§ Task to carry out
Pull every line of the entries that has the word "регистрации".

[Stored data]
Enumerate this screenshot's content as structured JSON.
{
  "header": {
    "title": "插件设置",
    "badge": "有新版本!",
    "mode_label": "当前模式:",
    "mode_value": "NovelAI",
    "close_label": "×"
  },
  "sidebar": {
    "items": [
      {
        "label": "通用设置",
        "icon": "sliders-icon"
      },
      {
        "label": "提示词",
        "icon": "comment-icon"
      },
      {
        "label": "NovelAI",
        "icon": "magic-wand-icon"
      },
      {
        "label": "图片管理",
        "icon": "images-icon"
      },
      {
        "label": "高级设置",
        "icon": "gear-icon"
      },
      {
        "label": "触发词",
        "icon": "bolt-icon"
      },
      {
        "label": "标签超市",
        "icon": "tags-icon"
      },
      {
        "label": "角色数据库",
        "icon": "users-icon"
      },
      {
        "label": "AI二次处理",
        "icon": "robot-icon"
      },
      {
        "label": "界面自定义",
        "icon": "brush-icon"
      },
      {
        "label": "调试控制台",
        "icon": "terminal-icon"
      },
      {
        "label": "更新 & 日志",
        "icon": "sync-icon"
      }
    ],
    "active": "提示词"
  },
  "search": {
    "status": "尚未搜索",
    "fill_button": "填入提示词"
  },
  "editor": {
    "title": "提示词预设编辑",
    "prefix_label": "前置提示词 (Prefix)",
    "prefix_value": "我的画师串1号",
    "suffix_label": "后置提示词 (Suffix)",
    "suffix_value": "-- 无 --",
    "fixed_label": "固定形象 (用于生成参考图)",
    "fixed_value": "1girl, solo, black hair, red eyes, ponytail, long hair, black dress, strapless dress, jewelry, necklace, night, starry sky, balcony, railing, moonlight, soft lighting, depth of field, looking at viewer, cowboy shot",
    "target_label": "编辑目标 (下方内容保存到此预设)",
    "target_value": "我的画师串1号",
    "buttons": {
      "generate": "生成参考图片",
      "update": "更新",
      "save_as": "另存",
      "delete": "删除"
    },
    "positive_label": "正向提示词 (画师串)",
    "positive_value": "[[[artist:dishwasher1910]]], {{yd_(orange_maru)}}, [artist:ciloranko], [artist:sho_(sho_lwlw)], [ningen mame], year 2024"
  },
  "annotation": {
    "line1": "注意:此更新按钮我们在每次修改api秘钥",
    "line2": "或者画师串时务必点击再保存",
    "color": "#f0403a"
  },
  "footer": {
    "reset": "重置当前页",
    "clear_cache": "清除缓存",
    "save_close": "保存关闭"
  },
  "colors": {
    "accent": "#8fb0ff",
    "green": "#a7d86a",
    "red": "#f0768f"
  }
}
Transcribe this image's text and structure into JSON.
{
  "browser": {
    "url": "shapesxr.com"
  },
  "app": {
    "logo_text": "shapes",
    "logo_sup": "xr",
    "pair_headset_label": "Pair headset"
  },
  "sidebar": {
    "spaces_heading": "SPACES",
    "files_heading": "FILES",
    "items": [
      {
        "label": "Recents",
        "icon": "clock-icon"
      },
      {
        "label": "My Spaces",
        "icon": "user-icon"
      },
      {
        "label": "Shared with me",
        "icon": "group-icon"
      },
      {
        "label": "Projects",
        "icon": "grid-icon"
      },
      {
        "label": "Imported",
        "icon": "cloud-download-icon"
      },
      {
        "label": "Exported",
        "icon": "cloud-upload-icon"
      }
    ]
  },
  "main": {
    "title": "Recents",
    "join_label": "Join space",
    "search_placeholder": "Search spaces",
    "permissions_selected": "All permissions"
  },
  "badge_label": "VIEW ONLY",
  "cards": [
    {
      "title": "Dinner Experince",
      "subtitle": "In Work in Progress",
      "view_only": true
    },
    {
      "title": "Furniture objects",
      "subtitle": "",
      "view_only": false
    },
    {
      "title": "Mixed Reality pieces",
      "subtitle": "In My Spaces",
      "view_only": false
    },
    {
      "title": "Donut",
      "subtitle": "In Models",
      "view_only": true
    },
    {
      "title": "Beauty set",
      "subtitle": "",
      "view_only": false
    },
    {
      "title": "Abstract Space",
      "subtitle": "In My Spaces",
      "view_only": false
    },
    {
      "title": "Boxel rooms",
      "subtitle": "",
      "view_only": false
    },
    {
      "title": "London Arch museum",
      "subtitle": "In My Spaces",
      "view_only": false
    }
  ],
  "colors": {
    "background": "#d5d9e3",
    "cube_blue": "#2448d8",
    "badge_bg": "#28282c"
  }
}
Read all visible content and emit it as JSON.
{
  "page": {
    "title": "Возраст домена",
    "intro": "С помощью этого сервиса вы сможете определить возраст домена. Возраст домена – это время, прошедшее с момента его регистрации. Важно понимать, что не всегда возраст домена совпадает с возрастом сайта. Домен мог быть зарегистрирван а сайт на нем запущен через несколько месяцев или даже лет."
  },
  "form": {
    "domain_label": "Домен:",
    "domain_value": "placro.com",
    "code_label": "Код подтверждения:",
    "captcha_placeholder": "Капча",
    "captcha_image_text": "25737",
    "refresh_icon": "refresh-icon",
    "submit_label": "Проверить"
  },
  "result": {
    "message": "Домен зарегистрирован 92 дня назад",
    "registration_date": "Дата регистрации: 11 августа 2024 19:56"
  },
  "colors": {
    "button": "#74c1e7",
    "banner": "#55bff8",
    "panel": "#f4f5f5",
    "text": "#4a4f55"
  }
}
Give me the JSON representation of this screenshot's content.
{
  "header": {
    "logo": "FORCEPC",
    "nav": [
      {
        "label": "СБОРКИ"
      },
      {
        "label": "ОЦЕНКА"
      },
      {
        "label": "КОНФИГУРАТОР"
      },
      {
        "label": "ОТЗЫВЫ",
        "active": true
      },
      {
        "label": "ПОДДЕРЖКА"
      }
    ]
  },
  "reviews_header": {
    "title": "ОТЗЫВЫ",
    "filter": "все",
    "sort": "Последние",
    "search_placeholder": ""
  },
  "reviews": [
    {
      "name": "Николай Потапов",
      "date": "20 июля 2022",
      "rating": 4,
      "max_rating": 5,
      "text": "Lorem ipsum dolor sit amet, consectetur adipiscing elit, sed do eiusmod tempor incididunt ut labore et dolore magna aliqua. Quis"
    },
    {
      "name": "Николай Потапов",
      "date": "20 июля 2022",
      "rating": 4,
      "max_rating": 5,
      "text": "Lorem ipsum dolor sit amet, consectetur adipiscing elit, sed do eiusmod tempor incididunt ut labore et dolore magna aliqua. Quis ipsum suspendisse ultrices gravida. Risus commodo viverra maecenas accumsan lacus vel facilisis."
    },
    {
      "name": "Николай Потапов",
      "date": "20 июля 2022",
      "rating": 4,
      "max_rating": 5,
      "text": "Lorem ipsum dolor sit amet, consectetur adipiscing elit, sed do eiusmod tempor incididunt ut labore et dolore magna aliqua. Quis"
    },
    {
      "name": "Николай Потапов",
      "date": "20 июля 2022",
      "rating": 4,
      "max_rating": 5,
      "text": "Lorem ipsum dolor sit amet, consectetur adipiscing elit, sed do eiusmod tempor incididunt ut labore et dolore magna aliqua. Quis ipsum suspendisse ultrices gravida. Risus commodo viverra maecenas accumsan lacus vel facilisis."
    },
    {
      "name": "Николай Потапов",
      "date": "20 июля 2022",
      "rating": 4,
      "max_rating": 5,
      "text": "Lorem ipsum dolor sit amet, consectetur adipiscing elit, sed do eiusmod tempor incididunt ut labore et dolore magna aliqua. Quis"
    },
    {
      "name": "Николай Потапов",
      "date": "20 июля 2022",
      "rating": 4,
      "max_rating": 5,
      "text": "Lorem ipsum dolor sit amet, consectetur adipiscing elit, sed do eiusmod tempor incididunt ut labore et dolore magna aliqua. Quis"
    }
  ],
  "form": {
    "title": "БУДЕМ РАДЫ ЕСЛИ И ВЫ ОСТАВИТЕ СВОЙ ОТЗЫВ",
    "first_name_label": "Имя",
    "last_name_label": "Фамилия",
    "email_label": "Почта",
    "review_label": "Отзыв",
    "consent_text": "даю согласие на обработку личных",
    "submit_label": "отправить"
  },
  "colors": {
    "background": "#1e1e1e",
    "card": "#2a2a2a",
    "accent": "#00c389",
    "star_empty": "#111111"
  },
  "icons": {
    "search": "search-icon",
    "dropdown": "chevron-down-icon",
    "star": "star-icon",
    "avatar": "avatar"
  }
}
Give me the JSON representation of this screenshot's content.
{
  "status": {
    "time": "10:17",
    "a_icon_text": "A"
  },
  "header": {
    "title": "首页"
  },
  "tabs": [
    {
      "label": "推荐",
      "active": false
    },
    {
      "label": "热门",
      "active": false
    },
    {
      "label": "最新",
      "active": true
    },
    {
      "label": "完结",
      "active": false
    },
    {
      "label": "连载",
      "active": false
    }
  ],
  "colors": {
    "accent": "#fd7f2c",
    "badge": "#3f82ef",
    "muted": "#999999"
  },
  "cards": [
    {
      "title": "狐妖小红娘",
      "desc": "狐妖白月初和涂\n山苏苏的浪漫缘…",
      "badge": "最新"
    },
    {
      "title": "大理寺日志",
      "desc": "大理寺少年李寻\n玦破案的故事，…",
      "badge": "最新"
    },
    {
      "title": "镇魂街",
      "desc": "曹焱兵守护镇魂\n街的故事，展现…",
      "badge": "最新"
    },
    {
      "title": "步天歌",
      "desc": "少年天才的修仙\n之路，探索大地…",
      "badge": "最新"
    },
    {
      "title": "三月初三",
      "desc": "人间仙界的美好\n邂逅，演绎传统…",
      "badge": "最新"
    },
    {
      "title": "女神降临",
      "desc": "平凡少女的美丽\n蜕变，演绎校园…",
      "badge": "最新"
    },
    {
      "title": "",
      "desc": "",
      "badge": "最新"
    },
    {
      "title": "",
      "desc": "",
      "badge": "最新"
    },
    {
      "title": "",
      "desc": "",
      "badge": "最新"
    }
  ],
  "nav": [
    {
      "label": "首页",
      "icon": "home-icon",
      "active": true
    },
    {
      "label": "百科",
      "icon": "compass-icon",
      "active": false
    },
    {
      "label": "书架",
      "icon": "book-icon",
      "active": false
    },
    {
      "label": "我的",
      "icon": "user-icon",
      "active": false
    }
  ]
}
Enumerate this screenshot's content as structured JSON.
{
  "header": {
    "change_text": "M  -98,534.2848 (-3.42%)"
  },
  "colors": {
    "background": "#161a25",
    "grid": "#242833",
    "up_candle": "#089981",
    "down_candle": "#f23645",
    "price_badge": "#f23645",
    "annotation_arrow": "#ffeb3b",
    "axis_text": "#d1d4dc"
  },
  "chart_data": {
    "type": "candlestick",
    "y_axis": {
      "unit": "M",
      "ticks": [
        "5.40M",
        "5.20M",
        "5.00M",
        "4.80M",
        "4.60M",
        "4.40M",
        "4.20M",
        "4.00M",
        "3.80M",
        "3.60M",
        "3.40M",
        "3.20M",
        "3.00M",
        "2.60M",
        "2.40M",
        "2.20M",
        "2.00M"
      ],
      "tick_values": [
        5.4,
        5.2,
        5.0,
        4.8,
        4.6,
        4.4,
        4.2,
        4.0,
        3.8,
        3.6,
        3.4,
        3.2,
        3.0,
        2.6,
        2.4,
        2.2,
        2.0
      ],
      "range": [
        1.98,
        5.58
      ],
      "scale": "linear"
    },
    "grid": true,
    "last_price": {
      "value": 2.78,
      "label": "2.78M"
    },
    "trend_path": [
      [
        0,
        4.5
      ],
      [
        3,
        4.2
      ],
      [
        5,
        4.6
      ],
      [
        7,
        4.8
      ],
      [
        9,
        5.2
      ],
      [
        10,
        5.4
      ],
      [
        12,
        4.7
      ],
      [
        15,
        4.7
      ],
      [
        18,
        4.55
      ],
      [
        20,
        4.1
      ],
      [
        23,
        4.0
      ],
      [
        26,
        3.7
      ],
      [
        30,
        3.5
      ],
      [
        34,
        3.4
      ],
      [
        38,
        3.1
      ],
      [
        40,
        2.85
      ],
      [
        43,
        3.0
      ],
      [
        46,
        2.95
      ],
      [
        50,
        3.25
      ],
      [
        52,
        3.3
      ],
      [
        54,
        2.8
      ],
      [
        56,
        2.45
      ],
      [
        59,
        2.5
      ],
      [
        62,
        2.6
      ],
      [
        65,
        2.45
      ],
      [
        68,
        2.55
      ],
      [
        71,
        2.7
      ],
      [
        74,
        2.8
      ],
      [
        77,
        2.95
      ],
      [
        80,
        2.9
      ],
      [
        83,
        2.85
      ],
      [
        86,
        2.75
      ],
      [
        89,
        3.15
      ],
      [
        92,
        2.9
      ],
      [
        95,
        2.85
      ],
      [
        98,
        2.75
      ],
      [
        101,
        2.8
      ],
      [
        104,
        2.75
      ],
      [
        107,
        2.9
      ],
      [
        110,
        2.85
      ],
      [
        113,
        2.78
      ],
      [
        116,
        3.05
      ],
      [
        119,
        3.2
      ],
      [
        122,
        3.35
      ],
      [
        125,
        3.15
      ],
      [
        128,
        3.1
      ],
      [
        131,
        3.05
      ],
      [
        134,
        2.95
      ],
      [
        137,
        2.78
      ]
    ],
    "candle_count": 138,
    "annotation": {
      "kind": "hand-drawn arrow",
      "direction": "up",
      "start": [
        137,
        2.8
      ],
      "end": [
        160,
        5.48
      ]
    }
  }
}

§ Reply
    "intro": "С помощью этого сервиса вы сможете определить возраст домена. Возраст домена – это время, прошедшее с момента его регистрации. Важно понимать, что не всегда возраст домена совпадает с возрастом сайта. Домен мог быть зарегистрирван а сайт на нем запущен через несколько месяцев или даже лет."
    "registration_date": "Дата регистрации: 11 августа 2024 19:56"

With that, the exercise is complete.